What the task requires -
Report only the number of lines in the records that contain the word "icon".

Data items -
····················

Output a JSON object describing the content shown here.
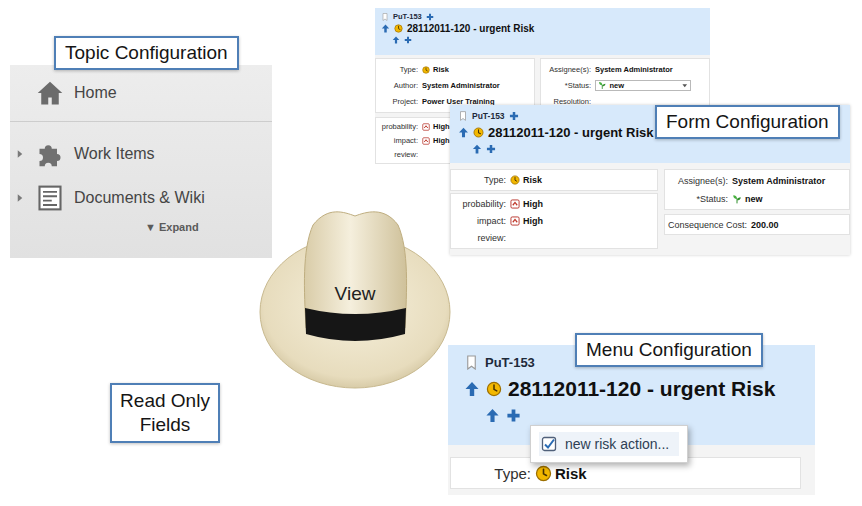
{
  "topic_configuration": {
    "label": "Topic Configuration",
    "items": [
      {
        "label": "Home",
        "expandable": false,
        "icon": "home"
      },
      {
        "label": "Work Items",
        "expandable": true,
        "icon": "puzzle"
      },
      {
        "label": "Documents & Wiki",
        "expandable": true,
        "icon": "document"
      }
    ],
    "expand": "▼ Expand"
  },
  "hat": {
    "label": "View"
  },
  "read_only": {
    "label": "Read Only Fields"
  },
  "work_item_view": {
    "id": "PuT-153",
    "title": "28112011-120 - urgent Risk",
    "left": [
      {
        "label": "Type:",
        "value": "Risk",
        "kind": "type"
      },
      {
        "label": "Author:",
        "value": "System Administrator",
        "kind": "text"
      },
      {
        "label": "Project:",
        "value": "Power User Training",
        "kind": "text"
      }
    ],
    "right": [
      {
        "label": "Assignee(s):",
        "value": "System Administrator",
        "kind": "text"
      },
      {
        "label": "*Status:",
        "value": "new",
        "kind": "select"
      },
      {
        "label": "Resolution:",
        "value": "",
        "kind": "text"
      }
    ],
    "custom": [
      {
        "label": "probability:",
        "value": "High",
        "kind": "level"
      },
      {
        "label": "impact:",
        "value": "High",
        "kind": "level"
      },
      {
        "label": "review:",
        "value": "",
        "kind": "text"
      }
    ]
  },
  "form_configuration": {
    "label": "Form Configuration",
    "id": "PuT-153",
    "title": "28112011-120 - urgent Risk",
    "left": [
      {
        "label": "Type:",
        "value": "Risk",
        "kind": "type"
      }
    ],
    "custom": [
      {
        "label": "probability:",
        "value": "High",
        "kind": "level"
      },
      {
        "label": "impact:",
        "value": "High",
        "kind": "level"
      },
      {
        "label": "review:",
        "value": "",
        "kind": "text"
      }
    ],
    "right": [
      {
        "label": "Assignee(s):",
        "value": "System Administrator",
        "kind": "text"
      },
      {
        "label": "*Status:",
        "value": "new",
        "kind": "status"
      }
    ],
    "extra": [
      {
        "label": "Consequence Cost:",
        "value": "200.00",
        "kind": "text"
      }
    ]
  },
  "menu_configuration": {
    "label": "Menu Configuration",
    "id": "PuT-153",
    "title": "28112011-120 - urgent Risk",
    "menu": [
      {
        "label": "new risk action...",
        "checked": true
      }
    ],
    "fields": [
      {
        "label": "Type:",
        "value": "Risk",
        "kind": "type"
      }
    ]
  }
}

····················

Solved exercise -
3